Locate all lines with the word "κεῖνται" and copy them out.

Dataset items
▼

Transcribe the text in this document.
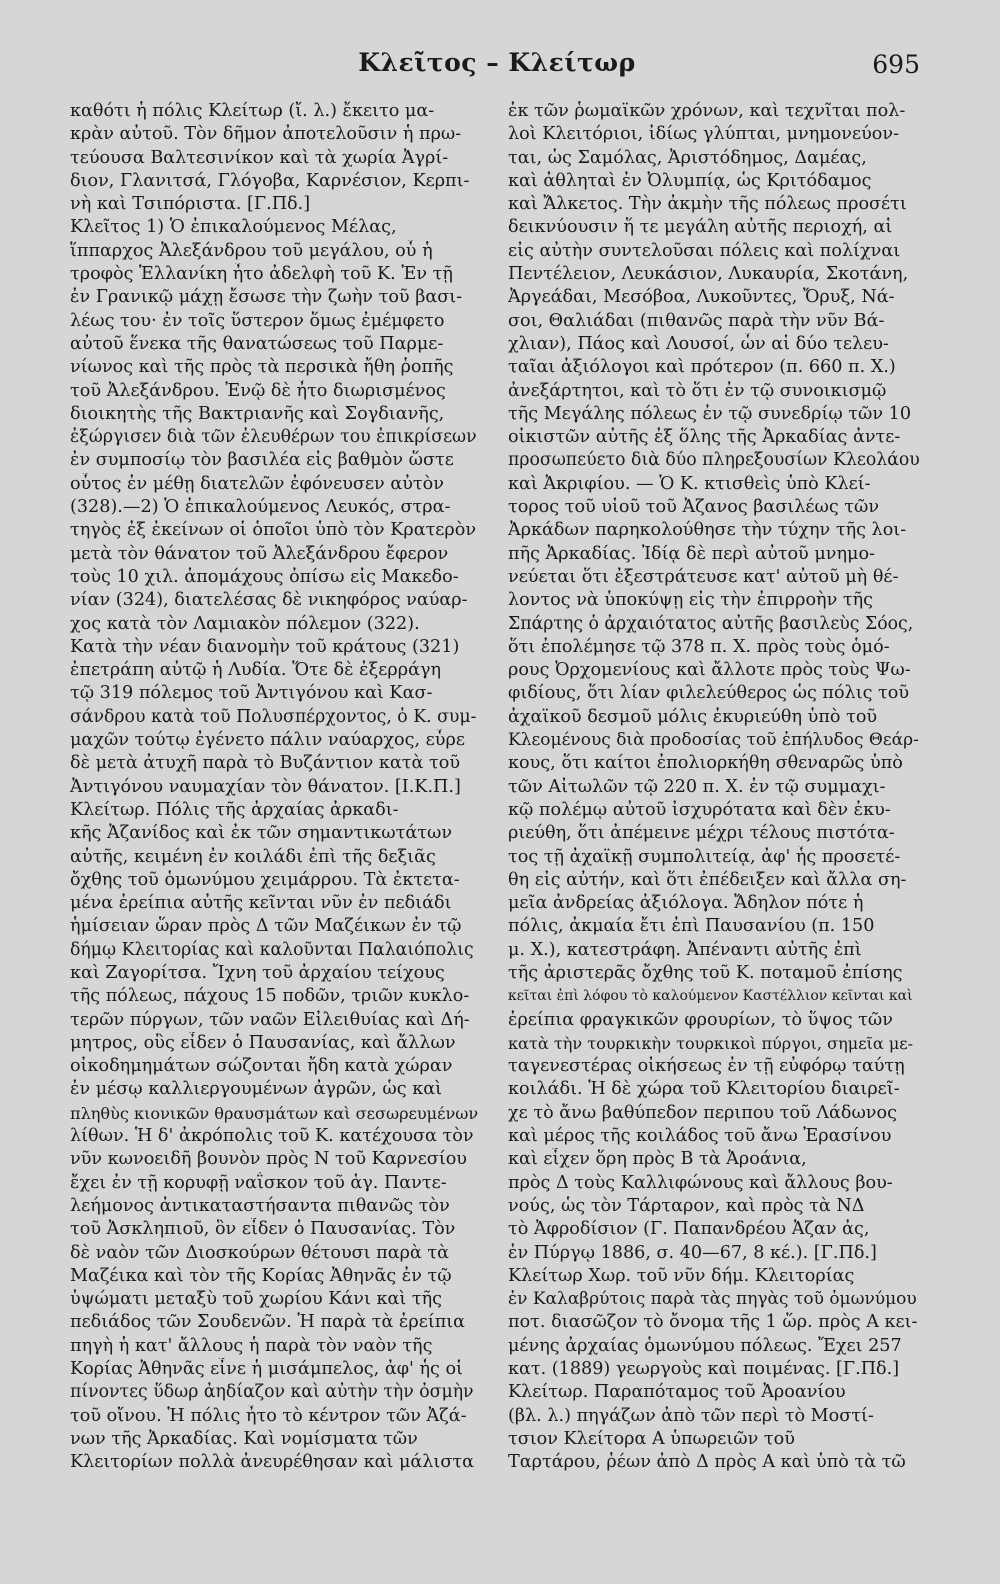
Κλεῖτος – Κλείτωρ	695
καθότι ἡ πόλις Κλείτωρ (ἴ. λ.) ἔκειτο μα-
κρὰν αὐτοῦ. Τὸν δῆμον ἀποτελοῦσιν ἡ πρω-
τεύουσα Βαλτεσινίκον καὶ τὰ χωρία Ἀγρί-
διον, Γλανιτσά, Γλόγοβα, Καρνέσιον, Κερπι-
νὴ καὶ Τσιπόριστα. [Γ.Πδ.]
Κλεῖτος 1) Ὁ ἐπικαλούμενος Μέλας,
ἵππαρχος Ἀλεξάνδρου τοῦ μεγάλου, οὗ ἡ
τροφὸς Ἑλλανίκη ἦτο ἀδελφὴ τοῦ Κ. Ἐν τῇ
ἐν Γρανικῷ μάχῃ ἔσωσε τὴν ζωὴν τοῦ βασι-
λέως του· ἐν τοῖς ὕστερον ὅμως ἐμέμφετο
αὐτοῦ ἕνεκα τῆς θανατώσεως τοῦ Παρμε-
νίωνος καὶ τῆς πρὸς τὰ περσικὰ ἤθη ῥοπῆς
τοῦ Ἀλεξάνδρου. Ἐνῷ δὲ ἦτο διωρισμένος
διοικητὴς τῆς Βακτριανῆς καὶ Σογδιανῆς,
ἐξώργισεν διὰ τῶν ἐλευθέρων του ἐπικρίσεων
ἐν συμποσίῳ τὸν βασιλέα εἰς βαθμὸν ὥστε
οὗτος ἐν μέθῃ διατελῶν ἐφόνευσεν αὐτὸν
(328).—2) Ὁ ἐπικαλούμενος Λευκός, στρα-
τηγὸς ἐξ ἐκείνων οἱ ὁποῖοι ὑπὸ τὸν Κρατερὸν
μετὰ τὸν θάνατον τοῦ Ἀλεξάνδρου ἔφερον
τοὺς 10 χιλ. ἀπομάχους ὀπίσω εἰς Μακεδο-
νίαν (324), διατελέσας δὲ νικηφόρος ναύαρ-
χος κατὰ τὸν Λαμιακὸν πόλεμον (322).
Κατὰ τὴν νέαν διανομὴν τοῦ κράτους (321)
ἐπετράπη αὐτῷ ἡ Λυδία. Ὅτε δὲ ἐξερράγη
τῷ 319 πόλεμος τοῦ Ἀντιγόνου καὶ Κασ-
σάνδρου κατὰ τοῦ Πολυσπέρχοντος, ὁ Κ. συμ-
μαχῶν τούτῳ ἐγένετο πάλιν ναύαρχος, εὗρε
δὲ μετὰ ἀτυχῆ παρὰ τὸ Βυζάντιον κατὰ τοῦ
Ἀντιγόνου ναυμαχίαν τὸν θάνατον. [Ι.Κ.Π.]
Κλείτωρ. Πόλις τῆς ἀρχαίας ἀρκαδι-
κῆς Ἀζανίδος καὶ ἐκ τῶν σημαντικωτάτων
αὐτῆς, κειμένη ἐν κοιλάδι ἐπὶ τῆς δεξιᾶς
ὄχθης τοῦ ὁμωνύμου χειμάρρου. Τὰ ἐκτετα-
μένα ἐρείπια αὐτῆς κεῖνται νῦν ἐν πεδιάδι
ἡμίσειαν ὥραν πρὸς Δ τῶν Μαζέικων ἐν τῷ
δήμῳ Κλειτορίας καὶ καλοῦνται Παλαιόπολις
καὶ Ζαγορίτσα. Ἴχνη τοῦ ἀρχαίου τείχους
τῆς πόλεως, πάχους 15 ποδῶν, τριῶν κυκλο-
τερῶν πύργων, τῶν ναῶν Εἰλειθυίας καὶ Δή-
μητρος, οὓς εἶδεν ὁ Παυσανίας, καὶ ἄλλων
οἰκοδημημάτων σώζονται ἤδη κατὰ χώραν
ἐν μέσῳ καλλιεργουμένων ἀγρῶν, ὡς καὶ
πληθὺς κιονικῶν θραυσμάτων καὶ σεσωρευμένων
λίθων. Ἡ δ' ἀκρόπολις τοῦ Κ. κατέχουσα τὸν
νῦν κωνοειδῆ βουνὸν πρὸς Ν τοῦ Καρνεσίου
ἔχει ἐν τῇ κορυφῇ ναΐσκον τοῦ ἁγ. Παντε-
λεήμονος ἀντικαταστήσαντα πιθανῶς τὸν
τοῦ Ἀσκληπιοῦ, ὃν εἶδεν ὁ Παυσανίας. Τὸν
δὲ ναὸν τῶν Διοσκούρων θέτουσι παρὰ τὰ
Μαζέικα καὶ τὸν τῆς Κορίας Ἀθηνᾶς ἐν τῷ
ὑψώματι μεταξὺ τοῦ χωρίου Κάνι καὶ τῆς
πεδιάδος τῶν Σουδενῶν. Ἡ παρὰ τὰ ἐρείπια
πηγὴ ἡ κατ' ἄλλους ἡ παρὰ τὸν ναὸν τῆς
Κορίας Ἀθηνᾶς εἶνε ἡ μισάμπελος, ἀφ' ἧς οἱ
πίνοντες ὕδωρ ἀηδίαζον καὶ αὐτὴν τὴν ὀσμὴν
τοῦ οἴνου. Ἡ πόλις ἦτο τὸ κέντρον τῶν Ἀζά-
νων τῆς Ἀρκαδίας. Καὶ νομίσματα τῶν
Κλειτορίων πολλὰ ἀνευρέθησαν καὶ μάλιστα
ἐκ τῶν ῥωμαϊκῶν χρόνων, καὶ τεχνῖται πολ-
λοὶ Κλειτόριοι, ἰδίως γλύπται, μνημονεύον-
ται, ὡς Σαμόλας, Ἀριστόδημος, Δαμέας,
καὶ ἀθληταὶ ἐν Ὀλυμπίᾳ, ὡς Κριτόδαμος
καὶ Ἄλκετος. Τὴν ἀκμὴν τῆς πόλεως προσέτι
δεικνύουσιν ἥ τε μεγάλη αὐτῆς περιοχή, αἱ
εἰς αὐτὴν συντελοῦσαι πόλεις καὶ πολίχναι
Πεντέλειον, Λευκάσιον, Λυκαυρία, Σκοτάνη,
Ἀργεάδαι, Μεσόβοα, Λυκοῦντες, Ὄρυξ, Νά-
σοι, Θαλιάδαι (πιθανῶς παρὰ τὴν νῦν Βά-
χλιαν), Πάος καὶ Λουσοί, ὧν αἱ δύο τελευ-
ταῖαι ἀξιόλογοι καὶ πρότερον (π. 660 π. Χ.)
ἀνεξάρτητοι, καὶ τὸ ὅτι ἐν τῷ συνοικισμῷ
τῆς Μεγάλης πόλεως ἐν τῷ συνεδρίῳ τῶν 10
οἰκιστῶν αὐτῆς ἐξ ὅλης τῆς Ἀρκαδίας ἀντε-
προσωπεύετο διὰ δύο πληρεξουσίων Κλεολάου
καὶ Ἀκριφίου. — Ὁ Κ. κτισθεὶς ὑπὸ Κλεί-
τορος τοῦ υἱοῦ τοῦ Ἀζανος βασιλέως τῶν
Ἀρκάδων παρηκολούθησε τὴν τύχην τῆς λοι-
πῆς Ἀρκαδίας. Ἰδίᾳ δὲ περὶ αὐτοῦ μνημο-
νεύεται ὅτι ἐξεστράτευσε κατ' αὐτοῦ μὴ θέ-
λοντος νὰ ὑποκύψῃ εἰς τὴν ἐπιρροὴν τῆς
Σπάρτης ὁ ἀρχαιότατος αὐτῆς βασιλεὺς Σόος,
ὅτι ἐπολέμησε τῷ 378 π. Χ. πρὸς τοὺς ὁμό-
ρους Ὀρχομενίους καὶ ἄλλοτε πρὸς τοὺς Ψω-
φιδίους, ὅτι λίαν φιλελεύθερος ὡς πόλις τοῦ
ἀχαϊκοῦ δεσμοῦ μόλις ἐκυριεύθη ὑπὸ τοῦ
Κλεομένους διὰ προδοσίας τοῦ ἐπήλυδος Θεάρ-
κους, ὅτι καίτοι ἐπολιορκήθη σθεναρῶς ὑπὸ
τῶν Αἰτωλῶν τῷ 220 π. Χ. ἐν τῷ συμμαχι-
κῷ πολέμῳ αὐτοῦ ἰσχυρότατα καὶ δὲν ἐκυ-
ριεύθη, ὅτι ἀπέμεινε μέχρι τέλους πιστότα-
τος τῇ ἀχαϊκῇ συμπολιτείᾳ, ἀφ' ἧς προσετέ-
θη εἰς αὐτήν, καὶ ὅτι ἐπέδειξεν καὶ ἄλλα ση-
μεῖα ἀνδρείας ἀξιόλογα. Ἄδηλον πότε ἡ
πόλις, ἀκμαία ἔτι ἐπὶ Παυσανίου (π. 150
μ. Χ.), κατεστράφη. Ἀπέναντι αὐτῆς ἐπὶ
τῆς ἀριστερᾶς ὄχθης τοῦ Κ. ποταμοῦ ἐπίσης
κεῖται ἐπὶ λόφου τὸ καλούμενον Καστέλλιον κεῖνται καὶ
ἐρείπια φραγκικῶν φρουρίων, τὸ ὕψος τῶν
κατὰ τὴν τουρκικὴν τουρκικοὶ πύργοι, σημεῖα με-
ταγενεστέρας οἰκήσεως ἐν τῇ εὐφόρῳ ταύτῃ
κοιλάδι. Ἡ δὲ χώρα τοῦ Κλειτορίου διαιρεῖ-
χε τὸ ἄνω βαθύπεδον περιπου τοῦ Λάδωνος
καὶ μέρος τῆς κοιλάδος τοῦ ἄνω Ἐρασίνου
καὶ εἶχεν ὅρη πρὸς Β τὰ Ἀροάνια,
πρὸς Δ τοὺς Καλλιφώνους καὶ ἄλλους βου-
νούς, ὡς τὸν Τάρταρον, καὶ πρὸς τὰ ΝΔ
τὸ Ἀφροδίσιον (Γ. Παπανδρέου Ἀζαν ἀς,
ἐν Πύργῳ 1886, σ. 40—67, 8 κέ.). [Γ.Πδ.]
Κλείτωρ Χωρ. τοῦ νῦν δήμ. Κλειτορίας
ἐν Καλαβρύτοις παρὰ τὰς πηγὰς τοῦ ὁμωνύμου
ποτ. διασῶζον τὸ ὄνομα τῆς 1 ὥρ. πρὸς Α κει-
μένης ἀρχαίας ὁμωνύμου πόλεως. Ἔχει 257
κατ. (1889) γεωργοὺς καὶ ποιμένας. [Γ.Πδ.]
Κλείτωρ. Παραπόταμος τοῦ Ἀροανίου
(βλ. λ.) πηγάζων ἀπὸ τῶν περὶ τὸ Μοστί-
τσιον Κλείτορα Α ὑπωρειῶν τοῦ
Ταρτάρου, ῥέων ἀπὸ Δ πρὸς Α καὶ ὑπὸ τὰ τῶ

▲

**Full solution**
μένα ἐρείπια αὐτῆς κεῖνται νῦν ἐν πεδιάδι
κεῖται ἐπὶ λόφου τὸ καλούμενον Καστέλλιον κεῖνται καὶ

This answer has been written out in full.